* WHAT YOU ARE ASKED TO DO
Write out each line of the listing as it stands, without the images.

[Dataset entries on figures]
* Begin *

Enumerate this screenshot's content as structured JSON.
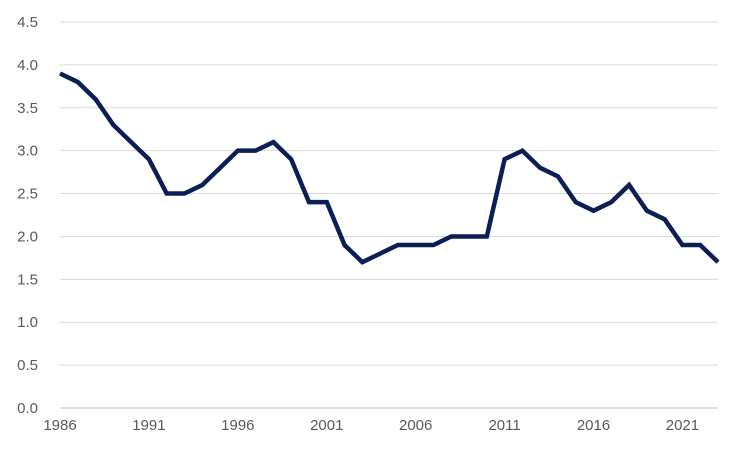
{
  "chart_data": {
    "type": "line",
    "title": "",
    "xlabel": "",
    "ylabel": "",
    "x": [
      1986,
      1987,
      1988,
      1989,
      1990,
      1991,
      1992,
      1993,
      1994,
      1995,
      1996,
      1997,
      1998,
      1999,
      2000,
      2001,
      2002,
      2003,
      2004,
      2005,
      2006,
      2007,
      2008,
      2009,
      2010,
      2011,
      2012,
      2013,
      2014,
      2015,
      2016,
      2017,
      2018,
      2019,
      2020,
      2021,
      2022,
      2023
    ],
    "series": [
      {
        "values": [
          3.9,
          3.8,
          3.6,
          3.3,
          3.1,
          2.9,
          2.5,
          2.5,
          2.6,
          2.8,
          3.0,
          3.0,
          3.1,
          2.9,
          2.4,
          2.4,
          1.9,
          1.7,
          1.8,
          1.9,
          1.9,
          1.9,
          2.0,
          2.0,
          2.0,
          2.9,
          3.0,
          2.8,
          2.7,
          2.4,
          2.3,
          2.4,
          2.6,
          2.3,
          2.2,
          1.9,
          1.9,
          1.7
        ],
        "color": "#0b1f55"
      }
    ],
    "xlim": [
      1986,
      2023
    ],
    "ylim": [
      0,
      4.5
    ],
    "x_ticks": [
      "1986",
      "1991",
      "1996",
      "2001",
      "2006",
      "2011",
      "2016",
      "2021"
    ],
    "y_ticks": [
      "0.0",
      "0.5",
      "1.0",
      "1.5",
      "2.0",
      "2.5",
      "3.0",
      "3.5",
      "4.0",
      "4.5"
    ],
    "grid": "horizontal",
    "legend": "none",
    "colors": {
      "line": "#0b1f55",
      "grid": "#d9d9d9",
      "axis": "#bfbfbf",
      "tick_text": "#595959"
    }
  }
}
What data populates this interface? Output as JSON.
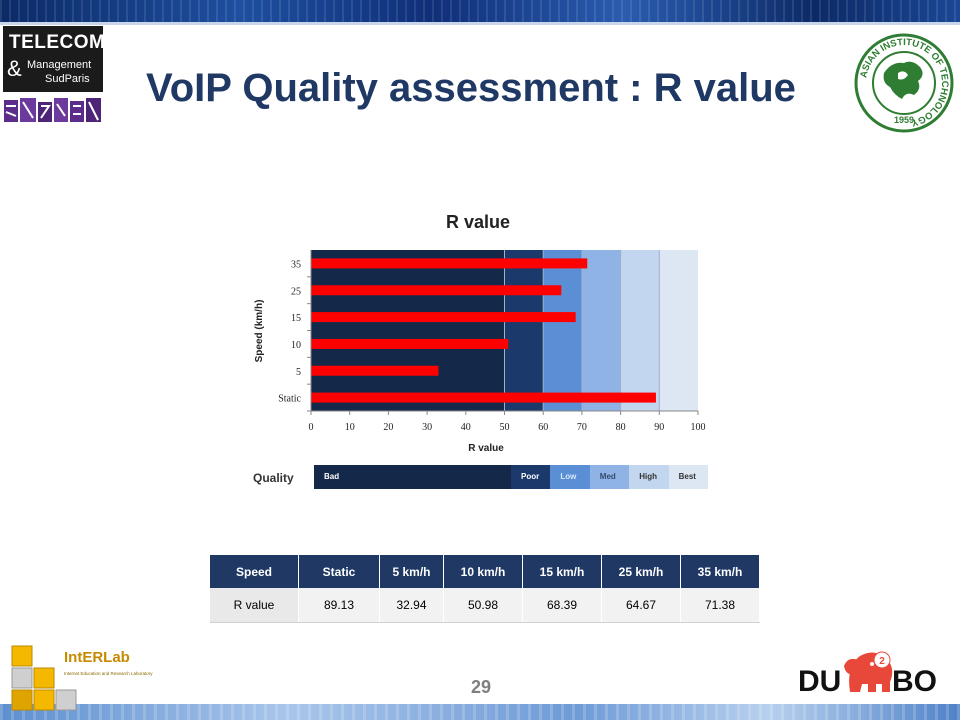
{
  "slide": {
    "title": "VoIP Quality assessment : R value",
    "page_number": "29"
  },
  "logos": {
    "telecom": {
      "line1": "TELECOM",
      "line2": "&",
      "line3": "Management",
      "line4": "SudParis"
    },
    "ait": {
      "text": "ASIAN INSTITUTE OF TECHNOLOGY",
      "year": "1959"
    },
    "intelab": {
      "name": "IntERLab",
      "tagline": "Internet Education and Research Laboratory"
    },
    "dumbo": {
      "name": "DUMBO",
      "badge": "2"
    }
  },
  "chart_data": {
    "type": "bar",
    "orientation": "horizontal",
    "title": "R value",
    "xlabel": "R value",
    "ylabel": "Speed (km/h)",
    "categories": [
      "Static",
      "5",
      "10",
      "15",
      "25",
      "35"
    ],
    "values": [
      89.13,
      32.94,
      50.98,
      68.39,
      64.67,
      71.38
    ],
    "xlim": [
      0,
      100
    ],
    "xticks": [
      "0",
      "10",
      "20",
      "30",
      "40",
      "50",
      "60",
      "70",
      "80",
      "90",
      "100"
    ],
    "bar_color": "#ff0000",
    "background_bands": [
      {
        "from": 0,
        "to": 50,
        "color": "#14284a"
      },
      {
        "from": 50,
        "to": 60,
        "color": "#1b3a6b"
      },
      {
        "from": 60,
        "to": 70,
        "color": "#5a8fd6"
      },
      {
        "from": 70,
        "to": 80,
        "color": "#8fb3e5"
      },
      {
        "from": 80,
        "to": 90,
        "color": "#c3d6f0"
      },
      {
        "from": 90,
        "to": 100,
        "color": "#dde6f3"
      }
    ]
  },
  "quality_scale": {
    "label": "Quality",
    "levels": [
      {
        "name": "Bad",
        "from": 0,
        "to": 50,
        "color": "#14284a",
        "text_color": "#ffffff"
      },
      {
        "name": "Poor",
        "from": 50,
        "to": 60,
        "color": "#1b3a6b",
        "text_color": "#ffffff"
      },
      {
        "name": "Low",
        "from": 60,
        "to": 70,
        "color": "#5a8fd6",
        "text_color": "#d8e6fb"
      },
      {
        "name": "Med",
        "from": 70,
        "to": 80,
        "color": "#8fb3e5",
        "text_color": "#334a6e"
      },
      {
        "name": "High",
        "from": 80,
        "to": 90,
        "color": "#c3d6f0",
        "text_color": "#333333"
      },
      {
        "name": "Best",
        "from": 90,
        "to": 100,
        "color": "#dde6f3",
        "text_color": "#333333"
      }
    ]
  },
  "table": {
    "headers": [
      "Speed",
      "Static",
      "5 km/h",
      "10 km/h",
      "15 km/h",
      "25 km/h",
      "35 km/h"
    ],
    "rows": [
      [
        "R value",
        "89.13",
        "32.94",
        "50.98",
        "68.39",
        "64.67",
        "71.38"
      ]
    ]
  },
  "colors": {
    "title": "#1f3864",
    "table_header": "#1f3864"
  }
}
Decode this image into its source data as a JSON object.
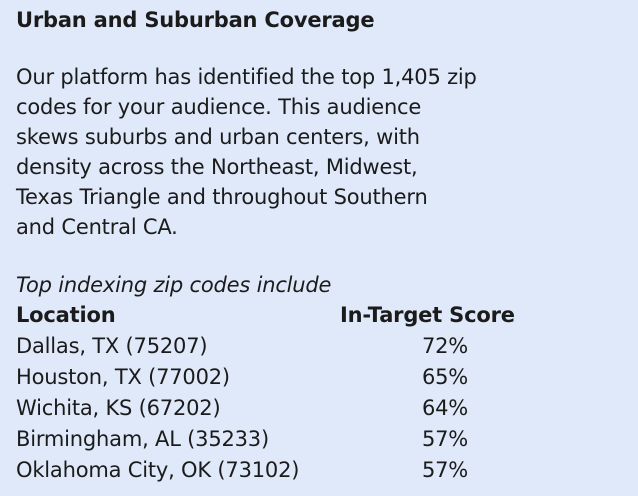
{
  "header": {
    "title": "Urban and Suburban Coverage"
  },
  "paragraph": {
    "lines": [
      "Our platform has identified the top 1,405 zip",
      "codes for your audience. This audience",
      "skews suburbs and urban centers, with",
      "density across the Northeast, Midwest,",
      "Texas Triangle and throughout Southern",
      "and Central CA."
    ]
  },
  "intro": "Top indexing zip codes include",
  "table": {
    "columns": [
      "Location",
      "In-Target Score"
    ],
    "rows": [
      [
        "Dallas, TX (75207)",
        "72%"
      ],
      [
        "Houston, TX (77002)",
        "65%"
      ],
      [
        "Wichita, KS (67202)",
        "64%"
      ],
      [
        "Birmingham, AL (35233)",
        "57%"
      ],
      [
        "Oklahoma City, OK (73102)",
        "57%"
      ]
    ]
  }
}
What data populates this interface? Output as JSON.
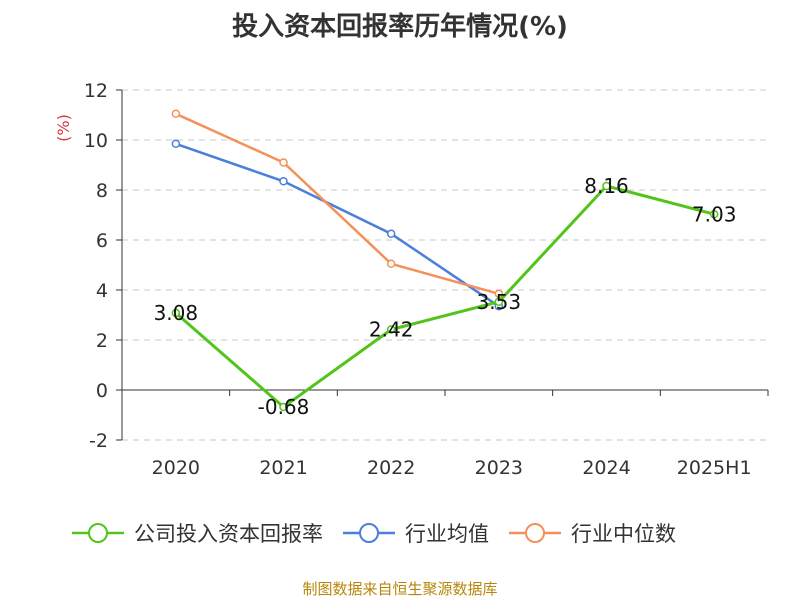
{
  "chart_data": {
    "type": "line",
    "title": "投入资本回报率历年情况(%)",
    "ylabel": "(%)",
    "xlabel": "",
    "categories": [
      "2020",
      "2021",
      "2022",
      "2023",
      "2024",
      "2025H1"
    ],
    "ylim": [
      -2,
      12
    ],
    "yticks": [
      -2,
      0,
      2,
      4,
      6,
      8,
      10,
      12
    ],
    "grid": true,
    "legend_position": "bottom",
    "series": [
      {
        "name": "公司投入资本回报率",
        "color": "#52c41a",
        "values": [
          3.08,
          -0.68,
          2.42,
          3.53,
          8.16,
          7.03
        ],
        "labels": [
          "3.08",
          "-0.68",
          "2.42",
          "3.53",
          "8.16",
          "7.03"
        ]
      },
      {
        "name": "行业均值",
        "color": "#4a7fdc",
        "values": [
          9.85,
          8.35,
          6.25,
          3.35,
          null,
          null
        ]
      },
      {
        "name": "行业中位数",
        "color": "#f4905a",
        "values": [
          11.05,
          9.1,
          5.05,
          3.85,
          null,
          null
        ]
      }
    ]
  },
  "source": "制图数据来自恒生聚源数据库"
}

* End *

* CORRECT RESULT
Enumerate this screenshot's content as structured JSON.
{
  "chart_data": {
    "type": "line",
    "title": "",
    "xlabel": "",
    "ylabel": "",
    "x": [
      1986,
      1987,
      1988,
      1989,
      1990,
      1991,
      1992,
      1993,
      1994,
      1995,
      1996,
      1997,
      1998,
      1999,
      2000,
      2001,
      2002,
      2003,
      2004,
      2005,
      2006,
      2007,
      2008,
      2009,
      2010,
      2011,
      2012,
      2013,
      2014,
      2015,
      2016,
      2017,
      2018,
      2019,
      2020,
      2021,
      2022,
      2023
    ],
    "series": [
      {
        "values": [
          3.9,
          3.8,
          3.6,
          3.3,
          3.1,
          2.9,
          2.5,
          2.5,
          2.6,
          2.8,
          3.0,
          3.0,
          3.1,
          2.9,
          2.4,
          2.4,
          1.9,
          1.7,
          1.8,
          1.9,
          1.9,
          1.9,
          2.0,
          2.0,
          2.0,
          2.9,
          3.0,
          2.8,
          2.7,
          2.4,
          2.3,
          2.4,
          2.6,
          2.3,
          2.2,
          1.9,
          1.9,
          1.7
        ],
        "color": "#0b1f55"
      }
    ],
    "xlim": [
      1986,
      2023
    ],
    "ylim": [
      0,
      4.5
    ],
    "x_ticks": [
      "1986",
      "1991",
      "1996",
      "2001",
      "2006",
      "2011",
      "2016",
      "2021"
    ],
    "y_ticks": [
      "0.0",
      "0.5",
      "1.0",
      "1.5",
      "2.0",
      "2.5",
      "3.0",
      "3.5",
      "4.0",
      "4.5"
    ],
    "grid": "horizontal",
    "legend": "none",
    "colors": {
      "line": "#0b1f55",
      "grid": "#d9d9d9",
      "axis": "#bfbfbf",
      "tick_text": "#595959"
    }
  }
}
What data populates this interface? Output as JSON.
{
  "slide": {
    "title": "VoIP Quality assessment : R value",
    "page_number": "29"
  },
  "logos": {
    "telecom": {
      "line1": "TELECOM",
      "line2": "&",
      "line3": "Management",
      "line4": "SudParis"
    },
    "ait": {
      "text": "ASIAN INSTITUTE OF TECHNOLOGY",
      "year": "1959"
    },
    "intelab": {
      "name": "IntERLab",
      "tagline": "Internet Education and Research Laboratory"
    },
    "dumbo": {
      "name": "DUMBO",
      "badge": "2"
    }
  },
  "chart_data": {
    "type": "bar",
    "orientation": "horizontal",
    "title": "R value",
    "xlabel": "R value",
    "ylabel": "Speed (km/h)",
    "categories": [
      "Static",
      "5",
      "10",
      "15",
      "25",
      "35"
    ],
    "values": [
      89.13,
      32.94,
      50.98,
      68.39,
      64.67,
      71.38
    ],
    "xlim": [
      0,
      100
    ],
    "xticks": [
      "0",
      "10",
      "20",
      "30",
      "40",
      "50",
      "60",
      "70",
      "80",
      "90",
      "100"
    ],
    "bar_color": "#ff0000",
    "background_bands": [
      {
        "from": 0,
        "to": 50,
        "color": "#14284a"
      },
      {
        "from": 50,
        "to": 60,
        "color": "#1b3a6b"
      },
      {
        "from": 60,
        "to": 70,
        "color": "#5a8fd6"
      },
      {
        "from": 70,
        "to": 80,
        "color": "#8fb3e5"
      },
      {
        "from": 80,
        "to": 90,
        "color": "#c3d6f0"
      },
      {
        "from": 90,
        "to": 100,
        "color": "#dde6f3"
      }
    ]
  },
  "quality_scale": {
    "label": "Quality",
    "levels": [
      {
        "name": "Bad",
        "from": 0,
        "to": 50,
        "color": "#14284a",
        "text_color": "#ffffff"
      },
      {
        "name": "Poor",
        "from": 50,
        "to": 60,
        "color": "#1b3a6b",
        "text_color": "#ffffff"
      },
      {
        "name": "Low",
        "from": 60,
        "to": 70,
        "color": "#5a8fd6",
        "text_color": "#d8e6fb"
      },
      {
        "name": "Med",
        "from": 70,
        "to": 80,
        "color": "#8fb3e5",
        "text_color": "#334a6e"
      },
      {
        "name": "High",
        "from": 80,
        "to": 90,
        "color": "#c3d6f0",
        "text_color": "#333333"
      },
      {
        "name": "Best",
        "from": 90,
        "to": 100,
        "color": "#dde6f3",
        "text_color": "#333333"
      }
    ]
  },
  "table": {
    "headers": [
      "Speed",
      "Static",
      "5 km/h",
      "10 km/h",
      "15 km/h",
      "25 km/h",
      "35 km/h"
    ],
    "rows": [
      [
        "R value",
        "89.13",
        "32.94",
        "50.98",
        "68.39",
        "64.67",
        "71.38"
      ]
    ]
  },
  "colors": {
    "title": "#1f3864",
    "table_header": "#1f3864"
  }
}
Decode this image into its source data as a JSON object.
{
  "header": {
    "title": "Urban and Suburban Coverage"
  },
  "paragraph": {
    "lines": [
      "Our platform has identified the top 1,405 zip",
      "codes for your audience. This audience",
      "skews suburbs and urban centers, with",
      "density across the Northeast, Midwest,",
      "Texas Triangle and throughout Southern",
      "and Central CA."
    ]
  },
  "intro": "Top indexing zip codes include",
  "table": {
    "columns": [
      "Location",
      "In-Target Score"
    ],
    "rows": [
      [
        "Dallas, TX (75207)",
        "72%"
      ],
      [
        "Houston, TX (77002)",
        "65%"
      ],
      [
        "Wichita, KS (67202)",
        "64%"
      ],
      [
        "Birmingham, AL (35233)",
        "57%"
      ],
      [
        "Oklahoma City, OK (73102)",
        "57%"
      ]
    ]
  }
}
What data populates this interface? Output as JSON.
{
  "chart_data": {
    "type": "line",
    "title": "投入资本回报率历年情况(%)",
    "ylabel": "(%)",
    "xlabel": "",
    "categories": [
      "2020",
      "2021",
      "2022",
      "2023",
      "2024",
      "2025H1"
    ],
    "ylim": [
      -2,
      12
    ],
    "yticks": [
      -2,
      0,
      2,
      4,
      6,
      8,
      10,
      12
    ],
    "grid": true,
    "legend_position": "bottom",
    "series": [
      {
        "name": "公司投入资本回报率",
        "color": "#52c41a",
        "values": [
          3.08,
          -0.68,
          2.42,
          3.53,
          8.16,
          7.03
        ],
        "labels": [
          "3.08",
          "-0.68",
          "2.42",
          "3.53",
          "8.16",
          "7.03"
        ]
      },
      {
        "name": "行业均值",
        "color": "#4a7fdc",
        "values": [
          9.85,
          8.35,
          6.25,
          3.35,
          null,
          null
        ]
      },
      {
        "name": "行业中位数",
        "color": "#f4905a",
        "values": [
          11.05,
          9.1,
          5.05,
          3.85,
          null,
          null
        ]
      }
    ]
  },
  "source": "制图数据来自恒生聚源数据库"
}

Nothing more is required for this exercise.